#### Problem description:
Write the data out again, character for character, with no images.

Stored items

>>

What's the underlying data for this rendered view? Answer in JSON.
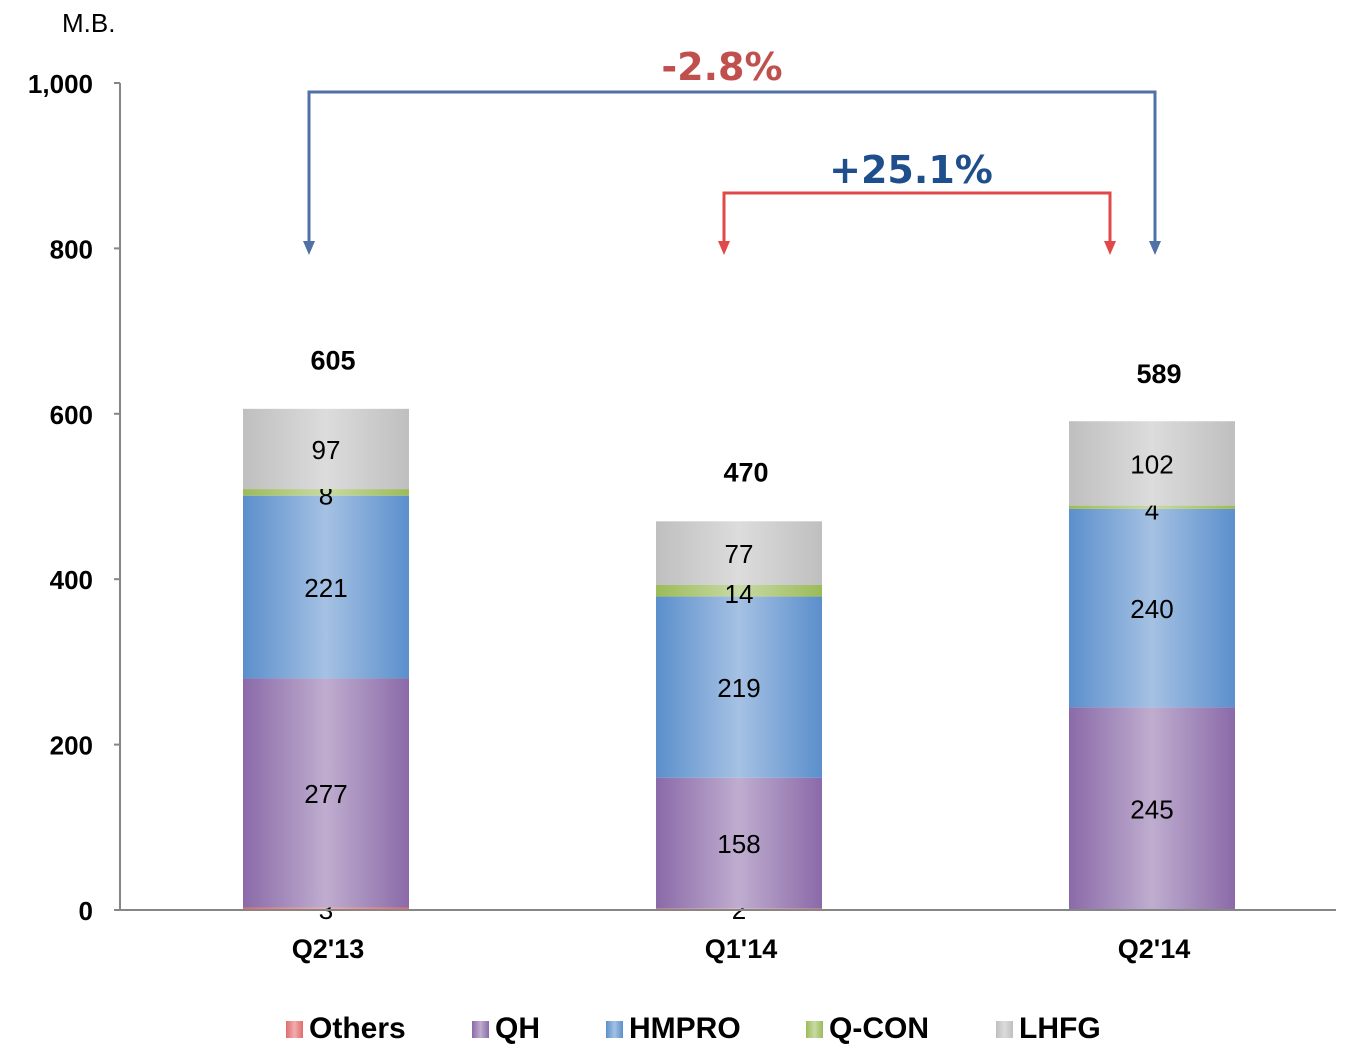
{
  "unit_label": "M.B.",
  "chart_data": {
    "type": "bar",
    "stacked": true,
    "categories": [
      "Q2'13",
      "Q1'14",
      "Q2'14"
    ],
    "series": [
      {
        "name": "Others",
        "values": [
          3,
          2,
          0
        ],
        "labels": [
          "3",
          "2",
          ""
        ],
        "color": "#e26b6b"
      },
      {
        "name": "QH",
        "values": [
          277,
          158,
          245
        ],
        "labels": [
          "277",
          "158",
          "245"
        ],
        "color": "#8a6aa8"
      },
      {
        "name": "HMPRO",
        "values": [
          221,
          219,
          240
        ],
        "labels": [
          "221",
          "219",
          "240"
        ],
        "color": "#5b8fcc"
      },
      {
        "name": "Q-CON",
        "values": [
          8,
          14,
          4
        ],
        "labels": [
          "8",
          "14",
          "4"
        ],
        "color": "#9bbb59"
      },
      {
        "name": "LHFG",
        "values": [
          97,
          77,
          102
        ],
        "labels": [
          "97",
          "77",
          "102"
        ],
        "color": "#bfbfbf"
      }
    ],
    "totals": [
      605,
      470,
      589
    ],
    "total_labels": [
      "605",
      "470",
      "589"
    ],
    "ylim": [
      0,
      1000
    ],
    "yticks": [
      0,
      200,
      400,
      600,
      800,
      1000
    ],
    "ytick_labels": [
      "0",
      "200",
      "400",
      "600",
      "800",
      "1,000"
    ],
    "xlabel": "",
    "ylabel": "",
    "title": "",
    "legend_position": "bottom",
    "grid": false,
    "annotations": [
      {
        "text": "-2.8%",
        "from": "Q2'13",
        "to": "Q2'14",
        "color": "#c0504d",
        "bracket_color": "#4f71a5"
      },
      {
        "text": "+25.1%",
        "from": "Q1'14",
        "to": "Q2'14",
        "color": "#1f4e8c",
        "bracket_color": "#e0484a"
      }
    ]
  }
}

<<

#### Response to this task:
What's the underlying data for this rendered view? Answer in JSON.
{
  "unit_label": "M.B.",
  "chart_data": {
    "type": "bar",
    "stacked": true,
    "categories": [
      "Q2'13",
      "Q1'14",
      "Q2'14"
    ],
    "series": [
      {
        "name": "Others",
        "values": [
          3,
          2,
          0
        ],
        "labels": [
          "3",
          "2",
          ""
        ],
        "color": "#e26b6b"
      },
      {
        "name": "QH",
        "values": [
          277,
          158,
          245
        ],
        "labels": [
          "277",
          "158",
          "245"
        ],
        "color": "#8a6aa8"
      },
      {
        "name": "HMPRO",
        "values": [
          221,
          219,
          240
        ],
        "labels": [
          "221",
          "219",
          "240"
        ],
        "color": "#5b8fcc"
      },
      {
        "name": "Q-CON",
        "values": [
          8,
          14,
          4
        ],
        "labels": [
          "8",
          "14",
          "4"
        ],
        "color": "#9bbb59"
      },
      {
        "name": "LHFG",
        "values": [
          97,
          77,
          102
        ],
        "labels": [
          "97",
          "77",
          "102"
        ],
        "color": "#bfbfbf"
      }
    ],
    "totals": [
      605,
      470,
      589
    ],
    "total_labels": [
      "605",
      "470",
      "589"
    ],
    "ylim": [
      0,
      1000
    ],
    "yticks": [
      0,
      200,
      400,
      600,
      800,
      1000
    ],
    "ytick_labels": [
      "0",
      "200",
      "400",
      "600",
      "800",
      "1,000"
    ],
    "xlabel": "",
    "ylabel": "",
    "title": "",
    "legend_position": "bottom",
    "grid": false,
    "annotations": [
      {
        "text": "-2.8%",
        "from": "Q2'13",
        "to": "Q2'14",
        "color": "#c0504d",
        "bracket_color": "#4f71a5"
      },
      {
        "text": "+25.1%",
        "from": "Q1'14",
        "to": "Q2'14",
        "color": "#1f4e8c",
        "bracket_color": "#e0484a"
      }
    ]
  }
}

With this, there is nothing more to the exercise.